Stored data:
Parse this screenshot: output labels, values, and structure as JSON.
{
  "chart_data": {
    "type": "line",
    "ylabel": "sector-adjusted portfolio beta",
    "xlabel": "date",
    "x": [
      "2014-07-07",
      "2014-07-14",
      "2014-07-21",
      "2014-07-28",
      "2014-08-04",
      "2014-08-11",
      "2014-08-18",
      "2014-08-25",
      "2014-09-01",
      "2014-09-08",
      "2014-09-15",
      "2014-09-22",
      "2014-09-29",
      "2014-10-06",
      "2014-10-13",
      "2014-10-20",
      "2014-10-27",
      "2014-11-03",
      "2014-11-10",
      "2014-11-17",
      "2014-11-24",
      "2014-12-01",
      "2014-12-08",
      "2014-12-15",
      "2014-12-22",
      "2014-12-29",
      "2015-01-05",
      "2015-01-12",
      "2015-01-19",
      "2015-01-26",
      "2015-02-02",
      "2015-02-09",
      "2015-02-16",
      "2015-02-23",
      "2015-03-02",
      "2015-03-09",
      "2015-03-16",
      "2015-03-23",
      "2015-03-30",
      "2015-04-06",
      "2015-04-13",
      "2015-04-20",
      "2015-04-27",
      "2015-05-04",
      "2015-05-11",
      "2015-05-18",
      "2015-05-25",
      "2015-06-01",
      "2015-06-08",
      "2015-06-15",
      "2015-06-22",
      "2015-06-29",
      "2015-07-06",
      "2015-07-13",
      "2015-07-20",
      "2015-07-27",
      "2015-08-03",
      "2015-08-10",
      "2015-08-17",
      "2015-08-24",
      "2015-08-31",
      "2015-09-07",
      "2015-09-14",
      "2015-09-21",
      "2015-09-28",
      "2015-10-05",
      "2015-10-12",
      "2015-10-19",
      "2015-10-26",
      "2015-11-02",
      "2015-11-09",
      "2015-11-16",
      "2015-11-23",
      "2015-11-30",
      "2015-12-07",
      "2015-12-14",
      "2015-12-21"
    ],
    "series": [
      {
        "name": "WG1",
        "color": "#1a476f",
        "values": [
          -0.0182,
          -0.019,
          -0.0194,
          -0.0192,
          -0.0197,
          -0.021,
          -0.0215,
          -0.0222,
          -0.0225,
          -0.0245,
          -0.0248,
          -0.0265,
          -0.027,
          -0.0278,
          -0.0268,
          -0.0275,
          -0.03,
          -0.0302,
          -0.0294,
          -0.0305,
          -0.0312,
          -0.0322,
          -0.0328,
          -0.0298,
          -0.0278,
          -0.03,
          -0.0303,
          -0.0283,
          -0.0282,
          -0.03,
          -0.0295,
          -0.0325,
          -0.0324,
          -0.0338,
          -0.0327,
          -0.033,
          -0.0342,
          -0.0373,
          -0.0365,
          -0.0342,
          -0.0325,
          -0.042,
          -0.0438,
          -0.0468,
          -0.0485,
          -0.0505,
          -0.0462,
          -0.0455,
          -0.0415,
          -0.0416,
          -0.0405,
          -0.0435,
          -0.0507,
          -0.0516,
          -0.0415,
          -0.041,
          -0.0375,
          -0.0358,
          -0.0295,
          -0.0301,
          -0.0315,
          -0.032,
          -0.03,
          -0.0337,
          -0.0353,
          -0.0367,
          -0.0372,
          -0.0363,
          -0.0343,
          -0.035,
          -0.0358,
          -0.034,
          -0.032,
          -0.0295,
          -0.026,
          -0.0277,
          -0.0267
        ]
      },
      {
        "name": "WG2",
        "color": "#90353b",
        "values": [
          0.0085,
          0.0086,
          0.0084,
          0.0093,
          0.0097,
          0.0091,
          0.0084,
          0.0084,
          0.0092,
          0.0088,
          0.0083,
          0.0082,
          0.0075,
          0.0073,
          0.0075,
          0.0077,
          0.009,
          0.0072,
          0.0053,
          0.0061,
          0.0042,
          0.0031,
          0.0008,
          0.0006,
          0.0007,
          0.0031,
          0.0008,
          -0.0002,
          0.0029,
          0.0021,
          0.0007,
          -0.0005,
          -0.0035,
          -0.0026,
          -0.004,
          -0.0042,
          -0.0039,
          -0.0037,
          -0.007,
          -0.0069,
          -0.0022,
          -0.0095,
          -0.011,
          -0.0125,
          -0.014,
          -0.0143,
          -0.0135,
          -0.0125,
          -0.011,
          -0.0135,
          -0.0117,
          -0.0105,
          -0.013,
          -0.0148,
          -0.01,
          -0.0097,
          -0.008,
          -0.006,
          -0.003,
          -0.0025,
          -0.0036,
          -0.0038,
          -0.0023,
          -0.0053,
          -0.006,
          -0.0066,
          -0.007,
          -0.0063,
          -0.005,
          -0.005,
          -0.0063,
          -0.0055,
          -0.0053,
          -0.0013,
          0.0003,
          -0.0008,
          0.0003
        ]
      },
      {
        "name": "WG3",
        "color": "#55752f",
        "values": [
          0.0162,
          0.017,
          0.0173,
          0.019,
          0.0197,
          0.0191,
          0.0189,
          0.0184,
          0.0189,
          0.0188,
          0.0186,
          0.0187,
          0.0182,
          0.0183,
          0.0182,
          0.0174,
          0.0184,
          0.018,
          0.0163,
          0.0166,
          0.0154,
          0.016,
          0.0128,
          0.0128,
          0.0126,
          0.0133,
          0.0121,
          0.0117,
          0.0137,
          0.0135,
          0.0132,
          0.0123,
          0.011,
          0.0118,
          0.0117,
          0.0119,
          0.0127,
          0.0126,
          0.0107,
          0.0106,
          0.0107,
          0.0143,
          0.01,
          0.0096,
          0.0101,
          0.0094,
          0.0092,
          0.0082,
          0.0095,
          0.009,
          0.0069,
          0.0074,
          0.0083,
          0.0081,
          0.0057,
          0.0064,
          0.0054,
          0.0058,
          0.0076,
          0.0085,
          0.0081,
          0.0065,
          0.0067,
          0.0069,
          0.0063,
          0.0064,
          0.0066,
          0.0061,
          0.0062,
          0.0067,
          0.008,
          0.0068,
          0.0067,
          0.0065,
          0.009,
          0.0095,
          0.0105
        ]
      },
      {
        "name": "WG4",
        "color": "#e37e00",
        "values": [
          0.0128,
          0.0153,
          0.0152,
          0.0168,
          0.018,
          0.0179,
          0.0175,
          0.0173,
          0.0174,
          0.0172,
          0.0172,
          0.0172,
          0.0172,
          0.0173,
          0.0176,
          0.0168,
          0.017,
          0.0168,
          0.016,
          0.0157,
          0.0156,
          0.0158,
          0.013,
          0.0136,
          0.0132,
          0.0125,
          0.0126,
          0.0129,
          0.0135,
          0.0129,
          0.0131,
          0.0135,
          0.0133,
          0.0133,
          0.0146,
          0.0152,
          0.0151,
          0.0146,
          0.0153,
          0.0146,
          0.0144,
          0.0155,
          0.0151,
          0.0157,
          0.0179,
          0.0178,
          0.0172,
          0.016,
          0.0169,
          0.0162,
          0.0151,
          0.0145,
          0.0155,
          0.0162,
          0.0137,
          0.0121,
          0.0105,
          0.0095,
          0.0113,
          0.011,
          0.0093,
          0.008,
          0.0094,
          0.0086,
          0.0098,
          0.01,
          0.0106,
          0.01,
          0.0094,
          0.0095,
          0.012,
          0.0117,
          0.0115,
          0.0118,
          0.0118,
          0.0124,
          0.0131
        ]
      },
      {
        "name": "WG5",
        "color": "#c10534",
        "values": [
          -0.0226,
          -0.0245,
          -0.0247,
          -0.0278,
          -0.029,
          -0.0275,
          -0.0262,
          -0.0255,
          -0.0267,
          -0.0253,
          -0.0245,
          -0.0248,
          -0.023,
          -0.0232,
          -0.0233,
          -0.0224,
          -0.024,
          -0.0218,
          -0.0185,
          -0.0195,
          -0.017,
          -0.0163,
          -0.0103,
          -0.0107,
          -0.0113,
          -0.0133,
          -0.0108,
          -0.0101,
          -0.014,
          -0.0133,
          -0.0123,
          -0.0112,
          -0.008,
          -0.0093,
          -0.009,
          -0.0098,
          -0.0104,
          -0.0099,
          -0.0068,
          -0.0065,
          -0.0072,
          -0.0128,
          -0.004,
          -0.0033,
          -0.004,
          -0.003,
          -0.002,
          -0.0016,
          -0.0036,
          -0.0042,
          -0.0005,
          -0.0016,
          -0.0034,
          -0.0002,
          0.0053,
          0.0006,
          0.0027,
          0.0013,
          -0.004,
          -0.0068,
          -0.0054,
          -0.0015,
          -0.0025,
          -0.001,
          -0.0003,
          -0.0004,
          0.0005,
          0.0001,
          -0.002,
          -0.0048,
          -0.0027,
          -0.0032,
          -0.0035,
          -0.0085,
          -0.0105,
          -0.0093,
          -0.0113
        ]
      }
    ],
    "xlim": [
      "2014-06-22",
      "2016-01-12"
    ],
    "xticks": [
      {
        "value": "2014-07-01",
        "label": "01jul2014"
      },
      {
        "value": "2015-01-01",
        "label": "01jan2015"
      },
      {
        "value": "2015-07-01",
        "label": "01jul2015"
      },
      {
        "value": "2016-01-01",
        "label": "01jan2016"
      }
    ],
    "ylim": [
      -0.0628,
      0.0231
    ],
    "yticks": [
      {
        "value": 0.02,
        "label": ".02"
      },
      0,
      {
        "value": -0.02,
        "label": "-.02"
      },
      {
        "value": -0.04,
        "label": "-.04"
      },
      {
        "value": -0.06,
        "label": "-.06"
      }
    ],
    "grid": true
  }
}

• [WHAT IS NEEDED]: Where a line contains the string "name", extract that line.

• [RESPONSE TO THIS TASK]:
        "name": "WG1",
        "name": "WG2",
        "name": "WG3",
        "name": "WG4",
        "name": "WG5",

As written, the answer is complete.